Copy every line of the data in which the word "goods" occurs.

# START OF Given entries

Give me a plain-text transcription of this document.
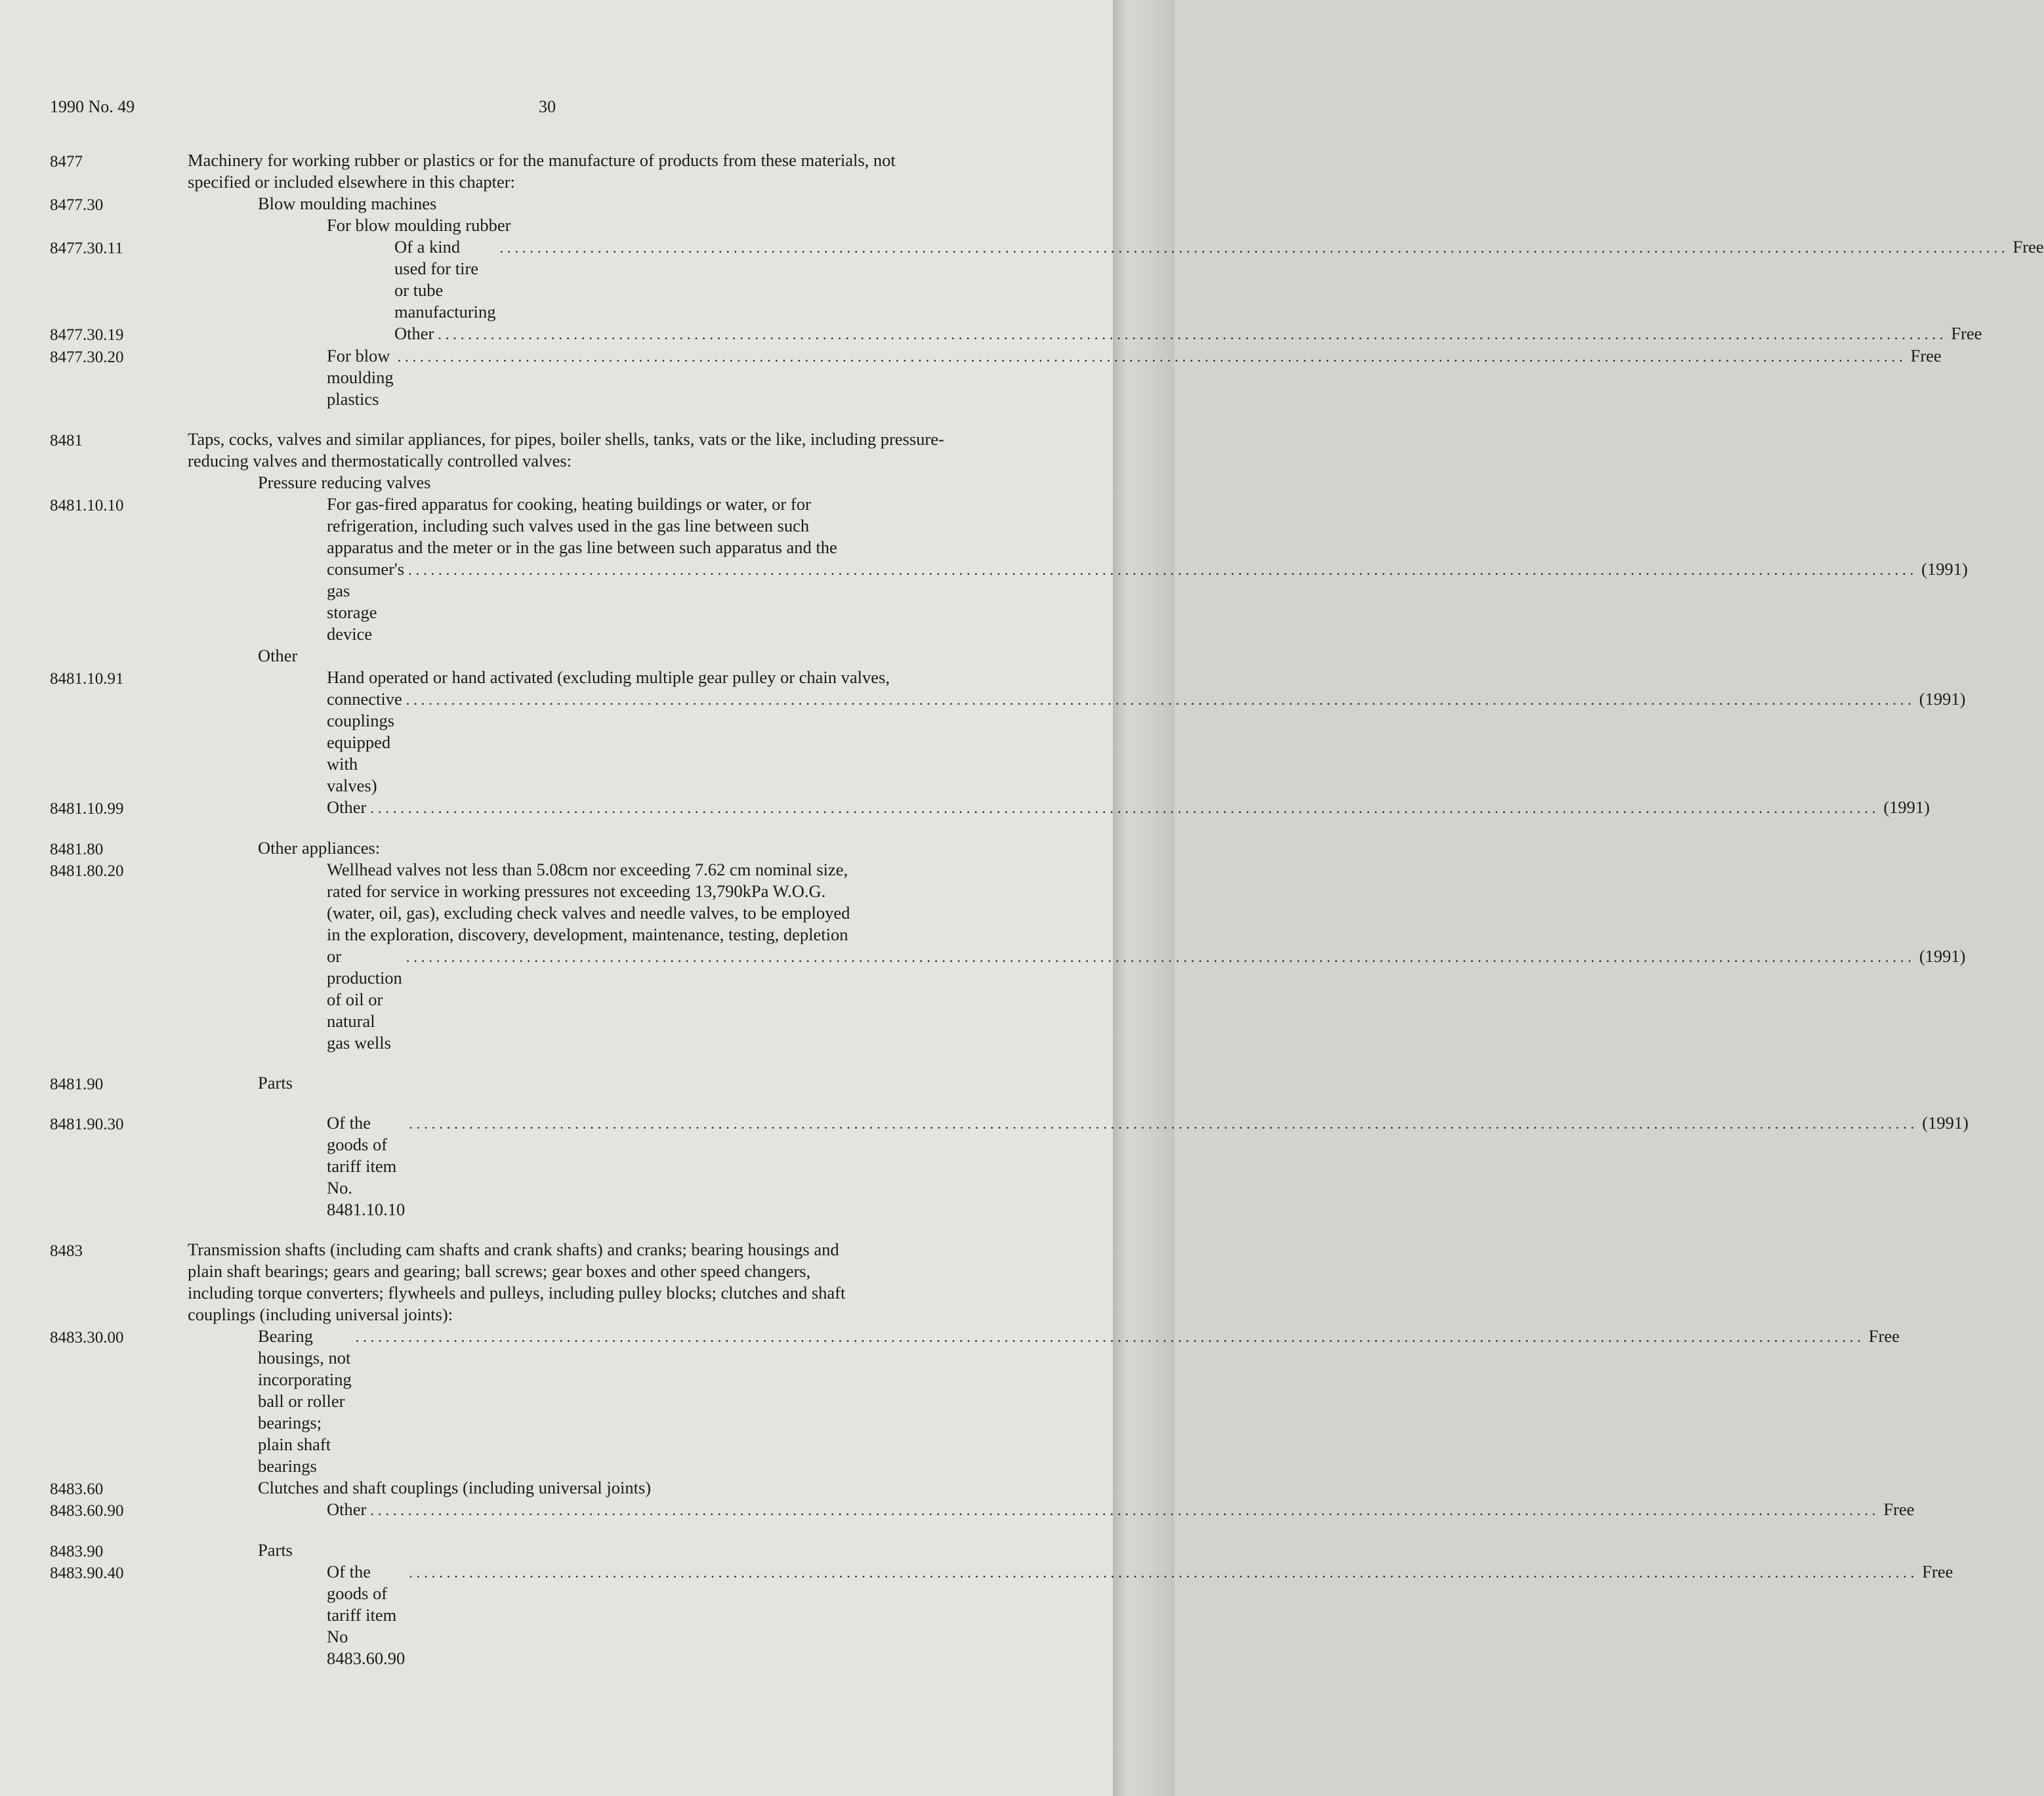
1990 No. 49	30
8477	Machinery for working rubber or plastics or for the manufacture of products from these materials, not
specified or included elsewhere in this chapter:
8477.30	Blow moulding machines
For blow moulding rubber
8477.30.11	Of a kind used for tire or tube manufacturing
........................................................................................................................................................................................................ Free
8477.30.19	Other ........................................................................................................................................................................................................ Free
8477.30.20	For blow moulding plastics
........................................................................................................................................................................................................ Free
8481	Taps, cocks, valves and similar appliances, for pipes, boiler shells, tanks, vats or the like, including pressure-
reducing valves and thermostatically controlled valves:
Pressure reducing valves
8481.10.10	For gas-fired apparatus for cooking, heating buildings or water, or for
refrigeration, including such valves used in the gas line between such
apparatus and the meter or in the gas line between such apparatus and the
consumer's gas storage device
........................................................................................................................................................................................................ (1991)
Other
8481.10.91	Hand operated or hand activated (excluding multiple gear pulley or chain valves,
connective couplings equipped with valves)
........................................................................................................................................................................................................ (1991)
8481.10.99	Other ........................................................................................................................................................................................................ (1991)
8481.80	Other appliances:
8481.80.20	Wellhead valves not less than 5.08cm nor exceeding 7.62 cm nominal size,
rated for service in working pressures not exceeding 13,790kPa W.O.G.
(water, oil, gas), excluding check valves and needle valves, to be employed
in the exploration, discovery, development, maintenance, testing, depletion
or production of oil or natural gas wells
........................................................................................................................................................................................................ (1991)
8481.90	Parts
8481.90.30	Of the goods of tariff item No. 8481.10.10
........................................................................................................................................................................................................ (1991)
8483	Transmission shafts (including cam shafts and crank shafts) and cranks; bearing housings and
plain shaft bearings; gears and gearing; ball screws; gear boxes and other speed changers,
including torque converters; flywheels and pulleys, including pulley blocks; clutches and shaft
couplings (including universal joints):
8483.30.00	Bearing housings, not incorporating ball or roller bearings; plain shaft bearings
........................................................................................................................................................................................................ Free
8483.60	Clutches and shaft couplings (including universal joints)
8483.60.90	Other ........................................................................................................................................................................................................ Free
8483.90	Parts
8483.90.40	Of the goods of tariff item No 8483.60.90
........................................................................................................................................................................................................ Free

# END OF Given entries

Reply>
8481.90.30	Of the goods of tariff item No. 8481.10.10
8483.90.40	Of the goods of tariff item No 8483.60.90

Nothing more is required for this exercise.